* [EXERCISE DIRECTIONS]: From the listing below, select every line where the word "ylabel" appears.

++++++

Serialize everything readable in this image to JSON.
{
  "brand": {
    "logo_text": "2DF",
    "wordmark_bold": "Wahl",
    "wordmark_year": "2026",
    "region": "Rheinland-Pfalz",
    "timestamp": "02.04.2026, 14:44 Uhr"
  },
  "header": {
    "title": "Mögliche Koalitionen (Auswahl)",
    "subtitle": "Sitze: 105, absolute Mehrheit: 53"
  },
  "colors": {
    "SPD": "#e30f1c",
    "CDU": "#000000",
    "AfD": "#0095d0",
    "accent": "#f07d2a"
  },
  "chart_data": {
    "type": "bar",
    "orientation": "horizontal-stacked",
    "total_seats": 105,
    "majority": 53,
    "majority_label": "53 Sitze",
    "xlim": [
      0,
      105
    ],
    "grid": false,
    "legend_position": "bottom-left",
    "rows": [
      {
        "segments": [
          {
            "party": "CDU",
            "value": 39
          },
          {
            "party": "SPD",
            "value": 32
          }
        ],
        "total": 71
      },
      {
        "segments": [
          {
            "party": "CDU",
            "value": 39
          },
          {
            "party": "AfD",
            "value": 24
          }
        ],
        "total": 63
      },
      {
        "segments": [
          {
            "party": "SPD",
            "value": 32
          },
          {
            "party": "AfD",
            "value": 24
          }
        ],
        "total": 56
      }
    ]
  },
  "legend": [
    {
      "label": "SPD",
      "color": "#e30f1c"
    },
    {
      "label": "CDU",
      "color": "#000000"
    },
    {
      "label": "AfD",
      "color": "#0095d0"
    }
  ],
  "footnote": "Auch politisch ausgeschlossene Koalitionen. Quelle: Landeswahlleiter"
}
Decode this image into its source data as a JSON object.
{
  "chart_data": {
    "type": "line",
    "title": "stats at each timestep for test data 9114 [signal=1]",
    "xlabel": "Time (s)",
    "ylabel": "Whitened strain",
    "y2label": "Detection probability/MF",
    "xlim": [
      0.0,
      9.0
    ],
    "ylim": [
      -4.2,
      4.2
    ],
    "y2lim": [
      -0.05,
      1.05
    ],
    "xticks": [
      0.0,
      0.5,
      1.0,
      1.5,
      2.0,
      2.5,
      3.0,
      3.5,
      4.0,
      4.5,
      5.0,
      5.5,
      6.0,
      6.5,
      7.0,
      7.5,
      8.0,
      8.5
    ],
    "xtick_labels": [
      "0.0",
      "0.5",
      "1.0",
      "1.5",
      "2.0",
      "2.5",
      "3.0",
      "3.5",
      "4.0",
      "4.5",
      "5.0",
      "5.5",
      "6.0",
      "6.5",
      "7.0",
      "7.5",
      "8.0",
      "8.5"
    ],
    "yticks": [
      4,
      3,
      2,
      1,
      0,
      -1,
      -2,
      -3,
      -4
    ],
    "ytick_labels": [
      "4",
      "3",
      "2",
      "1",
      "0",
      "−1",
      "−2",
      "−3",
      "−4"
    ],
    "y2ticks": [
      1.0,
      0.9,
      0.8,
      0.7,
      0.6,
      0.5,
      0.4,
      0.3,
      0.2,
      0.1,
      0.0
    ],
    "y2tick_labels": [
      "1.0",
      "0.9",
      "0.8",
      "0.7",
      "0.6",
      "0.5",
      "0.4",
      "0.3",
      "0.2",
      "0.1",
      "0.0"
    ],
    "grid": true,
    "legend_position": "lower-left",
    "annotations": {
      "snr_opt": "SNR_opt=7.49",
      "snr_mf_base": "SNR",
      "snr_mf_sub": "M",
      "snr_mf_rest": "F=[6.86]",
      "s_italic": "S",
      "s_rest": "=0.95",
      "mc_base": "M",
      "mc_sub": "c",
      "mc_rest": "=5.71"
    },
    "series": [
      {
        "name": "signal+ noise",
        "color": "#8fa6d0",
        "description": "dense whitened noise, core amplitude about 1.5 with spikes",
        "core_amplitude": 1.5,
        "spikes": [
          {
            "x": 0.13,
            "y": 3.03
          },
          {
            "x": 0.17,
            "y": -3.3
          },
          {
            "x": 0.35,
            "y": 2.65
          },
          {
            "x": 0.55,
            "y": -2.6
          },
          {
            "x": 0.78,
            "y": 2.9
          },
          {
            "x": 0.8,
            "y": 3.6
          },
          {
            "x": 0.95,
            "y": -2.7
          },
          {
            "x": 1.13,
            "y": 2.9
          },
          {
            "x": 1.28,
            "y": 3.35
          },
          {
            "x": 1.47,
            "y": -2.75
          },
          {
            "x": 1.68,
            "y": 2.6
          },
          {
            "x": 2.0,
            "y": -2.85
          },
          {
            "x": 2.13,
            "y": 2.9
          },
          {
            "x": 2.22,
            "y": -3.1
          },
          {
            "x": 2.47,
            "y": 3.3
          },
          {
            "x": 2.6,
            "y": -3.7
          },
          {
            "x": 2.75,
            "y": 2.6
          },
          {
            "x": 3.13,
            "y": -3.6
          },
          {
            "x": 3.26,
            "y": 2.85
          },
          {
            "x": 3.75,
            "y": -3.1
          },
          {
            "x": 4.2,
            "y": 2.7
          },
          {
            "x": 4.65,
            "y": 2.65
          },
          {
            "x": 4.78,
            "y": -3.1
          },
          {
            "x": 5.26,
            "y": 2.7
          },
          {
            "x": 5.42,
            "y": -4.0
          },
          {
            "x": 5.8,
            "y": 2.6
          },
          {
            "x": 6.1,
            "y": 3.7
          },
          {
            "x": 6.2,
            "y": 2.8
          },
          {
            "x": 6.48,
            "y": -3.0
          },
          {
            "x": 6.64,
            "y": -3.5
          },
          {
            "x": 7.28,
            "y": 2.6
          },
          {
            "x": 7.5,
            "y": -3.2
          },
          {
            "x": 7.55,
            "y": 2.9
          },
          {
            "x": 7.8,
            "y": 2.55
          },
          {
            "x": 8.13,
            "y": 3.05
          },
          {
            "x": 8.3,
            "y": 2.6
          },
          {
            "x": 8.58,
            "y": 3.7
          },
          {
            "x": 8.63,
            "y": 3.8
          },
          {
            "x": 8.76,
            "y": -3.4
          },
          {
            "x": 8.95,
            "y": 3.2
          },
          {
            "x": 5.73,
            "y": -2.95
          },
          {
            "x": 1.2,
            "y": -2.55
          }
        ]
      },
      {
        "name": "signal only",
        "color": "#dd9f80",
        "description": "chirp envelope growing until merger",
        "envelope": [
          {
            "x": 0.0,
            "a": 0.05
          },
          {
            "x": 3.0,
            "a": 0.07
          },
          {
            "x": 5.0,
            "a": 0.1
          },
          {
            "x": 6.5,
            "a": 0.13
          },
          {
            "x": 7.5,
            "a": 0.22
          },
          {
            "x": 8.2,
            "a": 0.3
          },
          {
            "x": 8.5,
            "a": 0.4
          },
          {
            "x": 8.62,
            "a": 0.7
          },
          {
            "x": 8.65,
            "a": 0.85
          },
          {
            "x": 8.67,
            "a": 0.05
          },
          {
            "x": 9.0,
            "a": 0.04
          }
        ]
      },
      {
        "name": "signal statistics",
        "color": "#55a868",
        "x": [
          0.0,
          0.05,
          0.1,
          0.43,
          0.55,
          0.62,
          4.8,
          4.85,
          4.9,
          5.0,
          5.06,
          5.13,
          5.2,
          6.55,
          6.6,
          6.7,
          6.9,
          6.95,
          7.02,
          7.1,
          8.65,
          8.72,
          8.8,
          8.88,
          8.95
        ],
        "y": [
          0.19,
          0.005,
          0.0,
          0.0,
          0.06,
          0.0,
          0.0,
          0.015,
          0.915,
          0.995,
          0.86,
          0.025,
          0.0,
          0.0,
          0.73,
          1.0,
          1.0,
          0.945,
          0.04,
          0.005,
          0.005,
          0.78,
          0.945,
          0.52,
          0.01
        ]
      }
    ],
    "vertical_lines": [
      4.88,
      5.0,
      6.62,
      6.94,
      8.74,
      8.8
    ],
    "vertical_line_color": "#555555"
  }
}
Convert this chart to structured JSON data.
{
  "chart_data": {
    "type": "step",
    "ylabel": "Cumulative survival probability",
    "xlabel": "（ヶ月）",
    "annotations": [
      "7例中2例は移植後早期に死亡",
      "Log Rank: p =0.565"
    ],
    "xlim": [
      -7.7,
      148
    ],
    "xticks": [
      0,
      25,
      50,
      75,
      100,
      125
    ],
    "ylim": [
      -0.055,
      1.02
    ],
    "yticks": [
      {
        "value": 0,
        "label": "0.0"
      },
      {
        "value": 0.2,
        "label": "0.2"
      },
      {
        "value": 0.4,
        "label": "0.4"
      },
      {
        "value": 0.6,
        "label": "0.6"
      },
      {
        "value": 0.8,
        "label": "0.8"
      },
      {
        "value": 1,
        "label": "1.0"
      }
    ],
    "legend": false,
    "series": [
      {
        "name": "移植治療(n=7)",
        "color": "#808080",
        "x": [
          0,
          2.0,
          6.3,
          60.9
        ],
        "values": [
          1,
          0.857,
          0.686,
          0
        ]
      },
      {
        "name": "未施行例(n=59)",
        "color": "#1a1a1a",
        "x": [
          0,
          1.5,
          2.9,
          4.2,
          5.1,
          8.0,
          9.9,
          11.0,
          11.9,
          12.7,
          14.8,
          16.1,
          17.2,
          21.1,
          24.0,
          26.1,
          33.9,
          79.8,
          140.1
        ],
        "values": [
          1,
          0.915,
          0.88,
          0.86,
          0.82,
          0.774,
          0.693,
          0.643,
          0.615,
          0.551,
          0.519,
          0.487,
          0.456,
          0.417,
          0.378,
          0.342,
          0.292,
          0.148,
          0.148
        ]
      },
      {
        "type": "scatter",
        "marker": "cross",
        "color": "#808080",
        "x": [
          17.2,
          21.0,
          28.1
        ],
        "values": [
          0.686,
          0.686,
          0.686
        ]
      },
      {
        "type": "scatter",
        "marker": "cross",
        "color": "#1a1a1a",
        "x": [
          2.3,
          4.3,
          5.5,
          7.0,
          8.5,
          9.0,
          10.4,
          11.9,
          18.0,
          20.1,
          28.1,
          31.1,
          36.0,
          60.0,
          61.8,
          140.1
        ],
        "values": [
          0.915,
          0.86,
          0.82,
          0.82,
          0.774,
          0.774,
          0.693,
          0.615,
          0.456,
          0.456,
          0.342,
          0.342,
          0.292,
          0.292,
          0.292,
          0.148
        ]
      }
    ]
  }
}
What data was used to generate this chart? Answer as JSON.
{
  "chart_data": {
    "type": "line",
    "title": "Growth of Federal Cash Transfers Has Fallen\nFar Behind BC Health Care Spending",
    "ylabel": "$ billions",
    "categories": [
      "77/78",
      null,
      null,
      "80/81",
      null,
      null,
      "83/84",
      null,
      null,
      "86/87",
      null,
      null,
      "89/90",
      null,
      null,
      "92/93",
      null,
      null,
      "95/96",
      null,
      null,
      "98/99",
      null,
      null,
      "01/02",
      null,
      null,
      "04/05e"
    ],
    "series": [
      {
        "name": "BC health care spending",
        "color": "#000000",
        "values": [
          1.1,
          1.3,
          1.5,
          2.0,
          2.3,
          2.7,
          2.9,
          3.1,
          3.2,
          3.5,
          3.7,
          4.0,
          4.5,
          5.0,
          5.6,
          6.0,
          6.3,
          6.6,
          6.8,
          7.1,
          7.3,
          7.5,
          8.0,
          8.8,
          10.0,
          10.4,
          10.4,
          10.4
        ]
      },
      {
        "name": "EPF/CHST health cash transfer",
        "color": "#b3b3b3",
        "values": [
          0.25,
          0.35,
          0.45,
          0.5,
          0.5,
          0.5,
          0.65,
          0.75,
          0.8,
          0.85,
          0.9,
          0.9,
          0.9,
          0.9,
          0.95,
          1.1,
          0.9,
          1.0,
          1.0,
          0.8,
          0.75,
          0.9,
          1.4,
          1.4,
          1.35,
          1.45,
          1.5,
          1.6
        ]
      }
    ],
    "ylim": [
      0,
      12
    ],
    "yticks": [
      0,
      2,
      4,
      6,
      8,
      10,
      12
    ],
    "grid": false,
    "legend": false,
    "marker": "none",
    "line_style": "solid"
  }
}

++++++

* [ANSWER TO THIS PROBLEM]:
    "ylabel": "Whitened strain",
    "ylabel": "Cumulative survival probability",
    "ylabel": "$ billions",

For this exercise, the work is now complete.